Texto fornecido
“Visita” A de Fragata de Morais
Fragata de Morais (n. Uíge, 1941) depois de publicar “Batuque Mukongo” em 2011 volta aos escaparates das livrarias com “A Visita”, um texto do género dramático, editado pela União dos Escritores Angolanos. Com uma trama intensa e inusitada, o seu novo livro traz à cultura literária angolana personagens memoráveis como Carla, uma viúva quarentona, carente de afectos íntimos, e Dany Boy, um ladrão “bem educado”, sensível. O jornal Cultura, depois de ler o livro, foi à conversa com o escritor.
Jornal Cultura - Para si é uma questão de honra escrever textos dramáticos, um género que tem merecido tão pouca atenção dos escritores consagrados?
Fragata de Morais - Não diria que é uma questão de honra, é algo que gosto de fazer, talvez até o venha a fazer com maior frequência. Questão de honra, será sempre a luta para o desenvolvimento multifacetado do Teatro e, sobretudo, dos locais para a sua apresentação, ou seja, casas de cultura devidamente preparadas para o efeito e a construção de teatros, não o seu derrube e a promoção do livro, os incentivos à formação técnica constante, por exemplo.

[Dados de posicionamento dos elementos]

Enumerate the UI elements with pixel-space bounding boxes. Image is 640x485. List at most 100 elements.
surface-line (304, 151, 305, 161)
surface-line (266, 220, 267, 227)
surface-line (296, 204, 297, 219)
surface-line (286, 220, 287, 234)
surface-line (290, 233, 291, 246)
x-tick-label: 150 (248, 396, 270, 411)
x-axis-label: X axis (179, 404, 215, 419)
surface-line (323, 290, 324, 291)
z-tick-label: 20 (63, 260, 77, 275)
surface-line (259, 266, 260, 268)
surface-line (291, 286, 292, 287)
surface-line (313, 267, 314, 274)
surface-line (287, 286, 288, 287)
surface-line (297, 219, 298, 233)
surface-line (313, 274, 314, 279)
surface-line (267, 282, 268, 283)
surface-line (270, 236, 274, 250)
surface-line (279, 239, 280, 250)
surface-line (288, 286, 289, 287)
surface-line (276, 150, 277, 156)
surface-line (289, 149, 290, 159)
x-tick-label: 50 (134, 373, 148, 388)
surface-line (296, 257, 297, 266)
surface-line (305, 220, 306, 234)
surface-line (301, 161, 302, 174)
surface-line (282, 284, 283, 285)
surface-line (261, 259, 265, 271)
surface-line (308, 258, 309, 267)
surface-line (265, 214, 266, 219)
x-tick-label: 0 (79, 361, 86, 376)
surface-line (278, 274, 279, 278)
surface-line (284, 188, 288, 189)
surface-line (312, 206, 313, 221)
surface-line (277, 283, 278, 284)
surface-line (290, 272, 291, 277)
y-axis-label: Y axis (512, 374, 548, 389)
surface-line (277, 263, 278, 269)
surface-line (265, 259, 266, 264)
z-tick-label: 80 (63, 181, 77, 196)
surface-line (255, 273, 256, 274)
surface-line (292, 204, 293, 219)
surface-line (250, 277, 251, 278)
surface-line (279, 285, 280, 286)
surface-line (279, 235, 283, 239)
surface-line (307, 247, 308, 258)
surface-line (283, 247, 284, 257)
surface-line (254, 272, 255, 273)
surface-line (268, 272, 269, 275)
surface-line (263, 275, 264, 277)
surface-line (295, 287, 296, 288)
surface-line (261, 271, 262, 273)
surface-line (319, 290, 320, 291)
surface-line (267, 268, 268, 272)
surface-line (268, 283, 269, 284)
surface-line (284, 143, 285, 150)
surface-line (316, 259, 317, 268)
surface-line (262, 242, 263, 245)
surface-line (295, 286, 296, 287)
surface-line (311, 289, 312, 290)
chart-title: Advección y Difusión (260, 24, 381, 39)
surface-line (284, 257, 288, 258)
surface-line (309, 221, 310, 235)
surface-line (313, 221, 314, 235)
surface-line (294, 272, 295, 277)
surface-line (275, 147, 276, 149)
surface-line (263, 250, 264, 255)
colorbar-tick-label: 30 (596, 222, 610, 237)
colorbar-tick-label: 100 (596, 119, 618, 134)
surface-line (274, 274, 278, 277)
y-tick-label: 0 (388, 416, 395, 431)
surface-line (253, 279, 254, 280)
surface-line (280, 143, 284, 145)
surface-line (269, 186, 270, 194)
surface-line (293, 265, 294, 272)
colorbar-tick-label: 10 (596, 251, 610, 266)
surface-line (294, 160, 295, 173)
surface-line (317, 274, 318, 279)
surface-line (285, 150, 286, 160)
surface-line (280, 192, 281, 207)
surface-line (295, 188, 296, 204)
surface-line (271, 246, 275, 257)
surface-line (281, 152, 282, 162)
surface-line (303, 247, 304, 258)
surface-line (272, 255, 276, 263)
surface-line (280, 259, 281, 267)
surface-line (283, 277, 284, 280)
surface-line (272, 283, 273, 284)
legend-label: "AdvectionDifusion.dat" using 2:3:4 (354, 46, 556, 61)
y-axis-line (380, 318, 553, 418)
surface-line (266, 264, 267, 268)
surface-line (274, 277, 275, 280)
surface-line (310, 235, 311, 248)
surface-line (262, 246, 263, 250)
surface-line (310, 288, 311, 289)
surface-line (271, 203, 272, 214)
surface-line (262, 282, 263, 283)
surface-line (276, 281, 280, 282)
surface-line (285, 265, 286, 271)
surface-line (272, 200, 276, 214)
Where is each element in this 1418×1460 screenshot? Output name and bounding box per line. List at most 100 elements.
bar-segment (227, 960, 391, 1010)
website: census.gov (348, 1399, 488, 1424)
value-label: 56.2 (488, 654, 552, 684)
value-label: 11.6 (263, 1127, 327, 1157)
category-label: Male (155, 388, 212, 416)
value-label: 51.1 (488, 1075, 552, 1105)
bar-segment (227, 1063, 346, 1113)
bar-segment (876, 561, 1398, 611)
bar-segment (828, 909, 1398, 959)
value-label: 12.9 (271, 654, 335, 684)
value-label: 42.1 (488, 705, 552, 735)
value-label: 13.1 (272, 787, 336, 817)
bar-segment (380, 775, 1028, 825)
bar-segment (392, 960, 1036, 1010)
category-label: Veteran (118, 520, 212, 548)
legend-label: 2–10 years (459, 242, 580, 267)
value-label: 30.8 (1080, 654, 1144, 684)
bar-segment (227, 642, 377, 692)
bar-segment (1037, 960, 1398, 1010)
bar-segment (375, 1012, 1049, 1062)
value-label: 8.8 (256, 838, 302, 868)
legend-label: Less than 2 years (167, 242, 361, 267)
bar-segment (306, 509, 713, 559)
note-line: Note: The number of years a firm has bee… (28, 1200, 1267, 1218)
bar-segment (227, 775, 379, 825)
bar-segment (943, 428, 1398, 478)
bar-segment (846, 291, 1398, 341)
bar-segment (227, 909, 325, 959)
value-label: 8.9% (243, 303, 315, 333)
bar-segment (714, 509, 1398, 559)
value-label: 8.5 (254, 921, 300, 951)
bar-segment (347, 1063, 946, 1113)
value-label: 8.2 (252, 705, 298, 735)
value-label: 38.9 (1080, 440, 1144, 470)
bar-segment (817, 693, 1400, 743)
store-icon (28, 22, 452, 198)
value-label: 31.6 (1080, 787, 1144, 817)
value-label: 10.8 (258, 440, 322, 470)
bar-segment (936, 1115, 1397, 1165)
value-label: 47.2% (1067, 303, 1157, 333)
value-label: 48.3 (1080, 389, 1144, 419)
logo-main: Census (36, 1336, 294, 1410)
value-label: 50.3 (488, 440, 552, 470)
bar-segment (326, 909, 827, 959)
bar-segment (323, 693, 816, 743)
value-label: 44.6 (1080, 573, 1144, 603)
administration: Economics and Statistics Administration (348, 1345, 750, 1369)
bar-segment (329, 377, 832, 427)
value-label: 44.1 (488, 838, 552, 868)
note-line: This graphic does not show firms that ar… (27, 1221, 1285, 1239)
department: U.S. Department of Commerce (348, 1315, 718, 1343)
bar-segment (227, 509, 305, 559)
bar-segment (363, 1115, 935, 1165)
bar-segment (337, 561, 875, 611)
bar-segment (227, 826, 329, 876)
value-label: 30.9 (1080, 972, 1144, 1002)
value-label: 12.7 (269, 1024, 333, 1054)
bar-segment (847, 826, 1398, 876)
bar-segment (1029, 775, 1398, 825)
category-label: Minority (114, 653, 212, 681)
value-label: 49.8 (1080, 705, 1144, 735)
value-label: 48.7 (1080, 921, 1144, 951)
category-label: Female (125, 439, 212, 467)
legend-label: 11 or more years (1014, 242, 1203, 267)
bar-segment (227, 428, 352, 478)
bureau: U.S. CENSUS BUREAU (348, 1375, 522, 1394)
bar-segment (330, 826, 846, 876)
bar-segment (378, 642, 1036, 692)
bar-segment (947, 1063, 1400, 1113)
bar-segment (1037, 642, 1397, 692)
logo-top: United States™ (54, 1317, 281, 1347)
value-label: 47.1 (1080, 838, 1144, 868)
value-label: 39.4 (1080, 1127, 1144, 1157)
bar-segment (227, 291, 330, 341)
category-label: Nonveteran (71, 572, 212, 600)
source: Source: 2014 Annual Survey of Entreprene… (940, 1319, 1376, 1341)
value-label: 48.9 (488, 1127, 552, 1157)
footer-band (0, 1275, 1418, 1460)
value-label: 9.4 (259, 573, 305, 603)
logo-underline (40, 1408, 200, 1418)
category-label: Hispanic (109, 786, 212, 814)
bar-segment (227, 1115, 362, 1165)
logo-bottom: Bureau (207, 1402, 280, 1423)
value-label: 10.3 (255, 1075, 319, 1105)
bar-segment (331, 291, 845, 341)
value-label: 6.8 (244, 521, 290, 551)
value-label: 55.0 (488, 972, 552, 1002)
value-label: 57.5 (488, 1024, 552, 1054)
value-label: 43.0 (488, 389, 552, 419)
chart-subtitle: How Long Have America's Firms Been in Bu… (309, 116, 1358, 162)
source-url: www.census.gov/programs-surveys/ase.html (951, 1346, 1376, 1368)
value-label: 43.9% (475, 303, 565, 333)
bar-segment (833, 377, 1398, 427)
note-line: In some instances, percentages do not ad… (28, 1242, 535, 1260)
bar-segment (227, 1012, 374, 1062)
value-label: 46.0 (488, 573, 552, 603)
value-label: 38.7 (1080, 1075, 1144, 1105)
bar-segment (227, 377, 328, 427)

Exercício breve A
Reproduza o trecho da entrevista com Fragata de Morais que começa em "Jornal Cultura - Para" e termina em "constante, por exemplo.".
Exercício breve B
Como resumiria em duas frases a entrevista com Fragata de Morais sobre «A Visita»?
Exercício breve C
Prossiga a entrevista com Fragata de Morais a partir da última resposta apresentada.

Resultado A
Jornal Cultura - Para si é uma questão de honra escrever textos dramáticos, um género que tem merecido tão pouca atenção dos escritores consagrados?
Fragata de Morais - Não diria que é uma questão de honra, é algo que gosto de fazer, talvez até o venha a fazer com maior frequência. Questão de honra, será sempre a luta para o desenvolvimento multifacetado do Teatro e, sobretudo, dos locais para a sua apresentação, ou seja, casas de cultura devidamente preparadas para o efeito e a construção de teatros, não o seu derrube e a promoção do livro, os incentivos à formação técnica constante, por exemplo.

Resultado B
Fragata de Morais, nascido no Uíge em 1941, publicou pela União dos Escritores Angolanos «A Visita», um texto dramático com personagens como Carla, uma viúva quarentona, e Dany Boy, um ladrão sensível. Em conversa com o jornal Cultura, afirma que escrever textos dramáticos não é para si uma questão de honra, mas algo de que gosta, e que questão de honra será sempre a luta pelo desenvolvimento do teatro e dos locais para a sua apresentação.

Resultado C
JC - “A Visita” é uma estória inusitada e ao mesmo tempo exemplar, que atinge o auge com o “confronto” de Carla, a viúva carente de afectos íntimos, e Dany Boy, o ladrão/assaltante sensível. O autor quis passar alguma mensagem subliminar ou apenas entreter os leitores?
FM - Quando se escreve, muito do que se coloca no papel, numa primeira sensação, não é subliminar, mas sim originário do subconsciente. Ele é que nos atira cá para fora, o que nele está escondido. Uma vez consciente, aí poderemos revesti-lo de outras formas, estas, já moldadas. Acho que a trama acaba por se alimentar em si mesmo e, assim, desenvolver-se com toda a naturalidade, mesmo se podendo parecer uma situação absurda à primeira vista. Não houve qualquer tentativa de dar recados, até porque o recado terá que ser dado por si mesmo. Houve sim, uma tentativa de ligeireza, de simplicidade no quotidiano nosso, de fazer sorrir ou rir, de alegrar, portanto. Nunca usei o teatro para re letir situações que no fundo são negativas, não obstante fazerem parte do dia-a-dia da nossa cultura, acho não haver pedagogia nisso. A carência íntima de muitas das mulheres urbanas, é uma realidade (e a dos homens também) e há múltiplas maneiras de olhar para ela. Esta, foi a que escolhi. Carla representa a “encalhada” e os seus pruridos que, quando postos à prova, a tornam numa pessoa normal, com frustrações, ansiedades e desejos reprimidos. O ladrão/assaltante sensível, é o catalisador, o desinibidor, o salva-vidas para a/ou da ocasião.
JC - A cena de sexo de Carla com Dany Boy, passada no escuro, apenas perceptível pelas vozes de ambos, é um verdadeiro rastilho para a imaginação do leitor, que é chamado a compor o cenário. Foi sua intenção provocar os leitores, agora, e talvez depois os espectadores?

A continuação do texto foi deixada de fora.